Material provided:
'''
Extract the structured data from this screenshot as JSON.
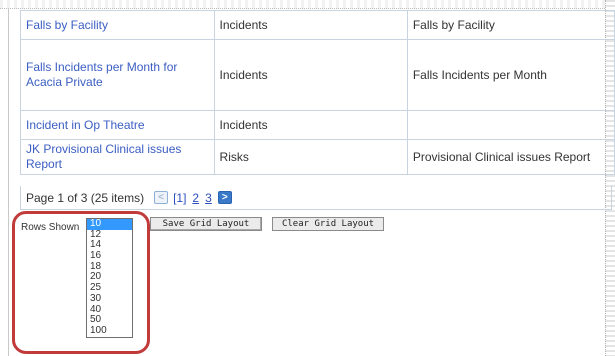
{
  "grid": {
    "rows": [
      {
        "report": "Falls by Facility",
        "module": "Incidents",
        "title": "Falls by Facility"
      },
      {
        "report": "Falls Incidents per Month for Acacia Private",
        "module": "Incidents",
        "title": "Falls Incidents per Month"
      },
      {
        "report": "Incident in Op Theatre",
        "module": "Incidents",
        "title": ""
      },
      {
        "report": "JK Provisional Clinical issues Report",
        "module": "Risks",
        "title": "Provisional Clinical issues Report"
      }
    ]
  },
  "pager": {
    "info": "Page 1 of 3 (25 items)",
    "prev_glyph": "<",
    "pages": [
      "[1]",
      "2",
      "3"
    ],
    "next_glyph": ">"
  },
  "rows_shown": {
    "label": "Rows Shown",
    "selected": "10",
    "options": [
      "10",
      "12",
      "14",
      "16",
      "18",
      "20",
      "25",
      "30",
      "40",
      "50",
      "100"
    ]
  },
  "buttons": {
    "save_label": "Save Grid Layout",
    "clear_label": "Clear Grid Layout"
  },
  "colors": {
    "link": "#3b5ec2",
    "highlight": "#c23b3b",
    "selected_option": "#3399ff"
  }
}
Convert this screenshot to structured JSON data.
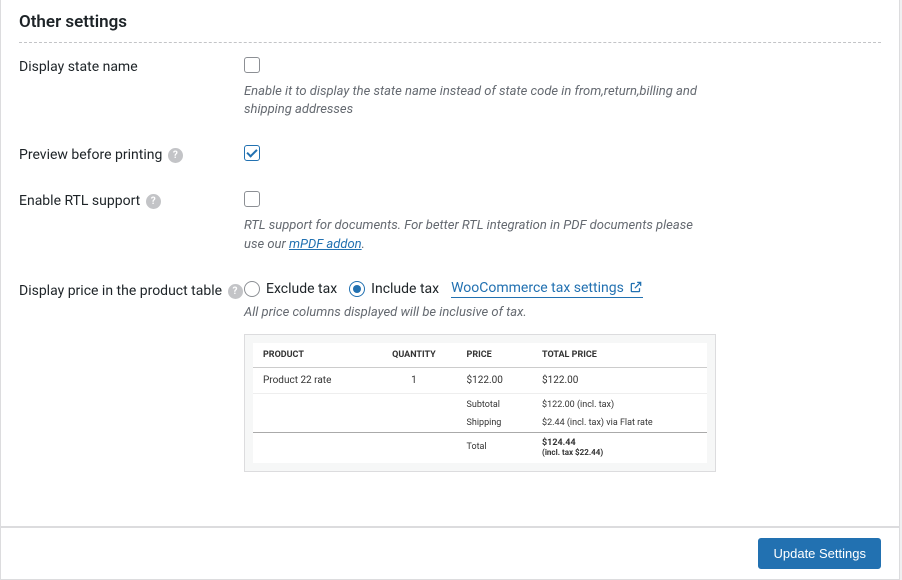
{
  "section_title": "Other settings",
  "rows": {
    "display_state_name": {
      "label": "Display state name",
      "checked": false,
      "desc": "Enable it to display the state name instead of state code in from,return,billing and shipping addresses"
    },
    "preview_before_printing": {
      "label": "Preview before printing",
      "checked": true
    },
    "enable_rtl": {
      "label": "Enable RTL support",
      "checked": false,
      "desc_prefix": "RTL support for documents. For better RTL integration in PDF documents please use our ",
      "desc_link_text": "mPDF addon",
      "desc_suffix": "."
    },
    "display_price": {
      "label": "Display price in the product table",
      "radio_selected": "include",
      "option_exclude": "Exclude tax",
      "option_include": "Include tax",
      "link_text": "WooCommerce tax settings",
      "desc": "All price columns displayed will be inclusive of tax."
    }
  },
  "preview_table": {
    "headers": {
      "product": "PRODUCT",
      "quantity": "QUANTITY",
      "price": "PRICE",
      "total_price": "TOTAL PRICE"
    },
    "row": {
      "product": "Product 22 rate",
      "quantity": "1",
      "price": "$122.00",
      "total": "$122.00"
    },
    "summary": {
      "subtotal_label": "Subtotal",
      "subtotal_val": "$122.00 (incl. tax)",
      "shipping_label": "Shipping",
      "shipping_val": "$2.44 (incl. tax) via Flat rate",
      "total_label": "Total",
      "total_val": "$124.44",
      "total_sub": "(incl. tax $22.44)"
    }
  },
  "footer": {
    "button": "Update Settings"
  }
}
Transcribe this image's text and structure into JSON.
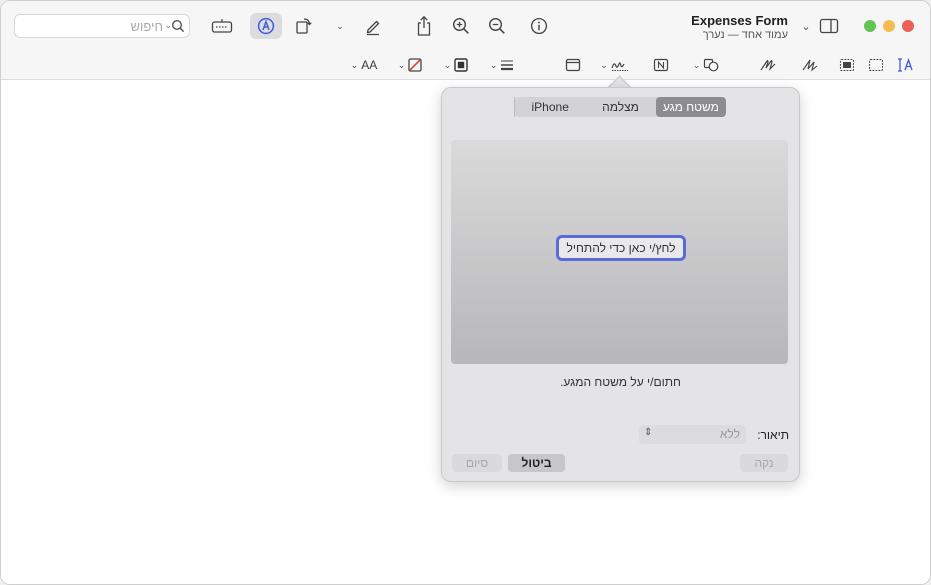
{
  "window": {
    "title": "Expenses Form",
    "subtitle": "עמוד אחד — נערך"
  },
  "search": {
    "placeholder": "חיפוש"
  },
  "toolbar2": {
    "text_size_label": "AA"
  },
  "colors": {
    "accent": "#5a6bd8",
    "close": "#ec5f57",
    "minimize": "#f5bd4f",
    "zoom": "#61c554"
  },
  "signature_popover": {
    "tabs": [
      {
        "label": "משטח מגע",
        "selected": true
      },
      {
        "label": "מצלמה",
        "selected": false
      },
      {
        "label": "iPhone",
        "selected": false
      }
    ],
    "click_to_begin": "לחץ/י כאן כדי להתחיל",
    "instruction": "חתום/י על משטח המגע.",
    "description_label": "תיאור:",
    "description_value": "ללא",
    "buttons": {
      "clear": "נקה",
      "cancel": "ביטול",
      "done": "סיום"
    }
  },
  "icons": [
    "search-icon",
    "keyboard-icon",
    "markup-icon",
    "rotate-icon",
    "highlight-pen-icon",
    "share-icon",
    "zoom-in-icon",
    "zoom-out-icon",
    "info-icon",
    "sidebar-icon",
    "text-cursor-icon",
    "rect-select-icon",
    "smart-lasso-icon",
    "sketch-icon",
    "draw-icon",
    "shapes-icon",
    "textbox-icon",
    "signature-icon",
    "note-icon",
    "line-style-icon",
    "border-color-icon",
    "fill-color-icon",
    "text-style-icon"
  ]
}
'''
Directions: Go through the material above and copy each line that has the word "screenshot".

Full output:
Extract the structured data from this screenshot as JSON.
Convert this screenshot to structured JSON data.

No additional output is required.